> **Problem details**:
Copy every entry exactly.
[BEGIN Provided data]
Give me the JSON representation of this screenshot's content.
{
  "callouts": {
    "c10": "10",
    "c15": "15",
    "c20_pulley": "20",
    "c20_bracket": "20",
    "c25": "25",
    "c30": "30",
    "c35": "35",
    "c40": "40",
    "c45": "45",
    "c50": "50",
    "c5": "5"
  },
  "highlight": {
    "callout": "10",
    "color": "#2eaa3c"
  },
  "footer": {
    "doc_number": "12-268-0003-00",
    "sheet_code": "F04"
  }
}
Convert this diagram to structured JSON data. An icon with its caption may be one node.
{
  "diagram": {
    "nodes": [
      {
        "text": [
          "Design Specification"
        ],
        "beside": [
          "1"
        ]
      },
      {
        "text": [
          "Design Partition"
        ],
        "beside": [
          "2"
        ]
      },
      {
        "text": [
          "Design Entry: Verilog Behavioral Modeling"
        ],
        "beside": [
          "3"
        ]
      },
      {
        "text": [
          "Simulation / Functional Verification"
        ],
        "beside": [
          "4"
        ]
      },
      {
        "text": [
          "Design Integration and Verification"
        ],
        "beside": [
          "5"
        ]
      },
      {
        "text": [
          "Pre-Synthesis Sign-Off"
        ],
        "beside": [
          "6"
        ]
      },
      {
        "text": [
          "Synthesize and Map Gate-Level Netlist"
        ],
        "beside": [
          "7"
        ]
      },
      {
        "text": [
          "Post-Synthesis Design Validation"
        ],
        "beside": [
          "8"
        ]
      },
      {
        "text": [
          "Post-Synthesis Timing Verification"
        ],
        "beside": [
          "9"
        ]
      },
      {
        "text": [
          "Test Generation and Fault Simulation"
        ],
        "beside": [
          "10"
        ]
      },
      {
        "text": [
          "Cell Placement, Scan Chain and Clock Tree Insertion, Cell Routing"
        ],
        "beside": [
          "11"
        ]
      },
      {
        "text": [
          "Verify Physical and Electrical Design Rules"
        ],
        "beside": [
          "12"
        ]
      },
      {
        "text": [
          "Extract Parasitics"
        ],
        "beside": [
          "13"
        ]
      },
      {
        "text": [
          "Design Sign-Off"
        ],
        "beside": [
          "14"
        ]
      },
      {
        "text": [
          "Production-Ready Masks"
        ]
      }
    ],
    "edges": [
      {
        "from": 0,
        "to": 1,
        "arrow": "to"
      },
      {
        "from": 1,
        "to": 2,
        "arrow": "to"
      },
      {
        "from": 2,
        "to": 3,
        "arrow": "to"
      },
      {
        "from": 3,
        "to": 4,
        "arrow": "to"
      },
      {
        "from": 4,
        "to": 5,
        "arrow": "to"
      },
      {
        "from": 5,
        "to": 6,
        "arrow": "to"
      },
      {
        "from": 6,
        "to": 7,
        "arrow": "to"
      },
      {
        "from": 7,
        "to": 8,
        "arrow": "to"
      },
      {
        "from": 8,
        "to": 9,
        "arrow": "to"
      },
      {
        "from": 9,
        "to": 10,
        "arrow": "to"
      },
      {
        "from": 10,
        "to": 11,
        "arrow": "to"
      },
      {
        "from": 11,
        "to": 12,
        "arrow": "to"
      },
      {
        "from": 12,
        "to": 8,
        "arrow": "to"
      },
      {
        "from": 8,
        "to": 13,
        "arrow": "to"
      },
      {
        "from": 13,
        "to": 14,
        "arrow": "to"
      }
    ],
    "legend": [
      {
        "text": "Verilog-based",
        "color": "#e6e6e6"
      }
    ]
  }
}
[END Provided data]
> **Complete output**:
Give me the JSON representation of this screenshot's content.
{
  "callouts": {
    "c10": "10",
    "c15": "15",
    "c20_pulley": "20",
    "c20_bracket": "20",
    "c25": "25",
    "c30": "30",
    "c35": "35",
    "c40": "40",
    "c45": "45",
    "c50": "50",
    "c5": "5"
  },
  "highlight": {
    "callout": "10",
    "color": "#2eaa3c"
  },
  "footer": {
    "doc_number": "12-268-0003-00",
    "sheet_code": "F04"
  }
}
Convert this diagram to structured JSON data. An icon with its caption may be one node.
{
  "diagram": {
    "nodes": [
      {
        "text": [
          "Design Specification"
        ],
        "beside": [
          "1"
        ]
      },
      {
        "text": [
          "Design Partition"
        ],
        "beside": [
          "2"
        ]
      },
      {
        "text": [
          "Design Entry: Verilog Behavioral Modeling"
        ],
        "beside": [
          "3"
        ]
      },
      {
        "text": [
          "Simulation / Functional Verification"
        ],
        "beside": [
          "4"
        ]
      },
      {
        "text": [
          "Design Integration and Verification"
        ],
        "beside": [
          "5"
        ]
      },
      {
        "text": [
          "Pre-Synthesis Sign-Off"
        ],
        "beside": [
          "6"
        ]
      },
      {
        "text": [
          "Synthesize and Map Gate-Level Netlist"
        ],
        "beside": [
          "7"
        ]
      },
      {
        "text": [
          "Post-Synthesis Design Validation"
        ],
        "beside": [
          "8"
        ]
      },
      {
        "text": [
          "Post-Synthesis Timing Verification"
        ],
        "beside": [
          "9"
        ]
      },
      {
        "text": [
          "Test Generation and Fault Simulation"
        ],
        "beside": [
          "10"
        ]
      },
      {
        "text": [
          "Cell Placement, Scan Chain and Clock Tree Insertion, Cell Routing"
        ],
        "beside": [
          "11"
        ]
      },
      {
        "text": [
          "Verify Physical and Electrical Design Rules"
        ],
        "beside": [
          "12"
        ]
      },
      {
        "text": [
          "Extract Parasitics"
        ],
        "beside": [
          "13"
        ]
      },
      {
        "text": [
          "Design Sign-Off"
        ],
        "beside": [
          "14"
        ]
      },
      {
        "text": [
          "Production-Ready Masks"
        ]
      }
    ],
    "edges": [
      {
        "from": 0,
        "to": 1,
        "arrow": "to"
      },
      {
        "from": 1,
        "to": 2,
        "arrow": "to"
      },
      {
        "from": 2,
        "to": 3,
        "arrow": "to"
      },
      {
        "from": 3,
        "to": 4,
        "arrow": "to"
      },
      {
        "from": 4,
        "to": 5,
        "arrow": "to"
      },
      {
        "from": 5,
        "to": 6,
        "arrow": "to"
      },
      {
        "from": 6,
        "to": 7,
        "arrow": "to"
      },
      {
        "from": 7,
        "to": 8,
        "arrow": "to"
      },
      {
        "from": 8,
        "to": 9,
        "arrow": "to"
      },
      {
        "from": 9,
        "to": 10,
        "arrow": "to"
      },
      {
        "from": 10,
        "to": 11,
        "arrow": "to"
      },
      {
        "from": 11,
        "to": 12,
        "arrow": "to"
      },
      {
        "from": 12,
        "to": 8,
        "arrow": "to"
      },
      {
        "from": 8,
        "to": 13,
        "arrow": "to"
      },
      {
        "from": 13,
        "to": 14,
        "arrow": "to"
      }
    ],
    "legend": [
      {
        "text": "Verilog-based",
        "color": "#e6e6e6"
      }
    ]
  }
}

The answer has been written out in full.